- Short problem -
Pick every line with "date" from the material below.

[Start Data]

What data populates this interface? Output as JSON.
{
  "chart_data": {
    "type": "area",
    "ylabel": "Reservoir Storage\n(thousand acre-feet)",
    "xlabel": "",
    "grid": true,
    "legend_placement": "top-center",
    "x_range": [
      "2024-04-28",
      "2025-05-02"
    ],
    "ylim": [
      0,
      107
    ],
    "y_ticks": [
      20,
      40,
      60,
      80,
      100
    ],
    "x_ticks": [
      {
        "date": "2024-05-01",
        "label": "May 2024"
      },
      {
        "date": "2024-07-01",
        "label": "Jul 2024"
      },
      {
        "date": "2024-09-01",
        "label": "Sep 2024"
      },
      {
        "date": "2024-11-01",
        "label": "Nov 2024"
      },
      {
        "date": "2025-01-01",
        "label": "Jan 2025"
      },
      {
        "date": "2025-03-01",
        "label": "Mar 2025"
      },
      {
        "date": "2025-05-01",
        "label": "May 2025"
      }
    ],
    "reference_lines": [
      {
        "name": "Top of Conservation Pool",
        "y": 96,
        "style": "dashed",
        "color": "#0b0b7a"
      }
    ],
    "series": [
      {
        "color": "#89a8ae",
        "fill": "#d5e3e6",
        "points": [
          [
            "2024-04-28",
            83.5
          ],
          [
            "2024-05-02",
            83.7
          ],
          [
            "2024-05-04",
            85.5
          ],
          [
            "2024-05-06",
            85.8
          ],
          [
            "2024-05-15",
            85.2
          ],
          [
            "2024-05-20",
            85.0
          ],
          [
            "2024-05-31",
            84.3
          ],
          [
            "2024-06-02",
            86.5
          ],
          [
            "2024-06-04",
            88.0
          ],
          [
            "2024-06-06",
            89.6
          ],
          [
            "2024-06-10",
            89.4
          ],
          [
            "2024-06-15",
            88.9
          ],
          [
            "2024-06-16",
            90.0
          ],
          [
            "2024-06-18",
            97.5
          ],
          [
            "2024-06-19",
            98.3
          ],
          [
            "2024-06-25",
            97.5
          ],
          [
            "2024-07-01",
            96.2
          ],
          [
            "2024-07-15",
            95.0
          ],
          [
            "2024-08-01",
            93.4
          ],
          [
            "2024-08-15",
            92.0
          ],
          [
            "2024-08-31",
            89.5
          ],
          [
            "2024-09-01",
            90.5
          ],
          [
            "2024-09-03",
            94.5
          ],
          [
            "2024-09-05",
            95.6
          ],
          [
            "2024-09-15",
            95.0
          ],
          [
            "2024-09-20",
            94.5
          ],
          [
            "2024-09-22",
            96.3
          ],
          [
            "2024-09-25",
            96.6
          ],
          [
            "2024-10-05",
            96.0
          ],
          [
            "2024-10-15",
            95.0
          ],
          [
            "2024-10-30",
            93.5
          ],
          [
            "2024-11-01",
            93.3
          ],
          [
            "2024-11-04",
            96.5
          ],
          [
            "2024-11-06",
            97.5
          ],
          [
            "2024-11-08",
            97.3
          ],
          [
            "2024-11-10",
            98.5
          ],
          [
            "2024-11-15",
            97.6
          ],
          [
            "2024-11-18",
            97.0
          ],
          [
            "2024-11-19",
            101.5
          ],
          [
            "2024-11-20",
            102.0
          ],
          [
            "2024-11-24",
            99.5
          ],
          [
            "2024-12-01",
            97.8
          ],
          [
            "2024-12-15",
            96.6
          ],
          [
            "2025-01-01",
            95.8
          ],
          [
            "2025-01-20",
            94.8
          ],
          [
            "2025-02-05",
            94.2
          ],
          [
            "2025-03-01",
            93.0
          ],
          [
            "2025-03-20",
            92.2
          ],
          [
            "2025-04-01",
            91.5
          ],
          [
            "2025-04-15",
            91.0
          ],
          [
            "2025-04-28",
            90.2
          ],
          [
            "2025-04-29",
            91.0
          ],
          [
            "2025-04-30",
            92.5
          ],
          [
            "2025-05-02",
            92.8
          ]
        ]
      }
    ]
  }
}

[End Data]

- Solution to the exercise -
        "date": "2024-05-01",
        "date": "2024-07-01",
        "date": "2024-09-01",
        "date": "2024-11-01",
        "date": "2025-01-01",
        "date": "2025-03-01",
        "date": "2025-05-01",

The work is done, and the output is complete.